STATED TASK - Each line containing the word "text" must be collected.

MATERIAL SHOWN -
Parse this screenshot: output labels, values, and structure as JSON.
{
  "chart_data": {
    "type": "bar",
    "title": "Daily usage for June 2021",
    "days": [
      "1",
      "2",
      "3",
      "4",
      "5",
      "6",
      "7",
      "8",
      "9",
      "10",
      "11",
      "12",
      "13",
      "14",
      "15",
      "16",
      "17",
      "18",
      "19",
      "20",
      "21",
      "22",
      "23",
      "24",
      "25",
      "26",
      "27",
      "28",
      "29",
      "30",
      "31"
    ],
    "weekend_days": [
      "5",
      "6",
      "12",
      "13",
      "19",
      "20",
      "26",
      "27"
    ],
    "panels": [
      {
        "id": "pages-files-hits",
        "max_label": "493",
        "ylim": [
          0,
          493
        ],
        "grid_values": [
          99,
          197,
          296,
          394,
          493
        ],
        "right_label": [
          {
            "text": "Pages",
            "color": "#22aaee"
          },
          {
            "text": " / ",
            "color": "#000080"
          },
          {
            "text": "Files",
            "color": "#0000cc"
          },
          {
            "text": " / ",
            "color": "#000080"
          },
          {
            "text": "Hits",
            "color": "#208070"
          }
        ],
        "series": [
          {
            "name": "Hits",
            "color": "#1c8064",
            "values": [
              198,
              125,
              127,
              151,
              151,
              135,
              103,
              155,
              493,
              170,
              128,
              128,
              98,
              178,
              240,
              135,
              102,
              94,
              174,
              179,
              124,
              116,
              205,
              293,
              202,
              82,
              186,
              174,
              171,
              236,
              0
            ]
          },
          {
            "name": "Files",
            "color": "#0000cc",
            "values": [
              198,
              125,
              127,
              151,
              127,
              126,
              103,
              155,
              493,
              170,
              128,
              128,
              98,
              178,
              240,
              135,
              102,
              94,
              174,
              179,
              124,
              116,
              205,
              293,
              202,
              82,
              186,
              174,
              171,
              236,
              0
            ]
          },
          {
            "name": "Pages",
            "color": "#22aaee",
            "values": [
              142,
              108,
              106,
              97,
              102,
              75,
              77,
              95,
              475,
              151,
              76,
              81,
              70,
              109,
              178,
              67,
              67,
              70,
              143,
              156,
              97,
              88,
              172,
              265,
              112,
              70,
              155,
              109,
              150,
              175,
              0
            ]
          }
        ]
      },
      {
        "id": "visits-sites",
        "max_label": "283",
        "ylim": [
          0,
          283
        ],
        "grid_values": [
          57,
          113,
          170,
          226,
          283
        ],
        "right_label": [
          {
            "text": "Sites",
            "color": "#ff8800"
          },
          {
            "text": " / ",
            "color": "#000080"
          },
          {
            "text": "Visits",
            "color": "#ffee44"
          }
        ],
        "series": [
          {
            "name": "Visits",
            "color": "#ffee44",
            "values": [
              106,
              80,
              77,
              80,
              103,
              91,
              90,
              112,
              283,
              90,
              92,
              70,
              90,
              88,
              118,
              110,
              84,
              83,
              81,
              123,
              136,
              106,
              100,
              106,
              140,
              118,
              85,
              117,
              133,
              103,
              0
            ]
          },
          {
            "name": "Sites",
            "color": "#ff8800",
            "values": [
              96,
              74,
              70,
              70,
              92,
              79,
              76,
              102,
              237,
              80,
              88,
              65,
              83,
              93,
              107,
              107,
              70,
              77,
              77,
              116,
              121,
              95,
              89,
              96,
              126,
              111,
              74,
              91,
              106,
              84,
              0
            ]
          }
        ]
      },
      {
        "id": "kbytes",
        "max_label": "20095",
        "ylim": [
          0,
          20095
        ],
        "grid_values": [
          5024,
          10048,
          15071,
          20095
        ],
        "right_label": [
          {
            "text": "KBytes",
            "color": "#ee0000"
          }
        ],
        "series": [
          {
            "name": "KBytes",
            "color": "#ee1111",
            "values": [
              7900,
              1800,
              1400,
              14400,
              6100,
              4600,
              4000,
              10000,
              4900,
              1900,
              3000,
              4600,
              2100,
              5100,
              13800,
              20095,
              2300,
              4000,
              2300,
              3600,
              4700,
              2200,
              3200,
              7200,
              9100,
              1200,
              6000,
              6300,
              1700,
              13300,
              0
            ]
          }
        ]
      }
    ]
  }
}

SOLUTION -
            "text": "Pages",
            "text": " / ",
            "text": "Files",
            "text": " / ",
            "text": "Hits",
            "text": "Sites",
            "text": " / ",
            "text": "Visits",
            "text": "KBytes",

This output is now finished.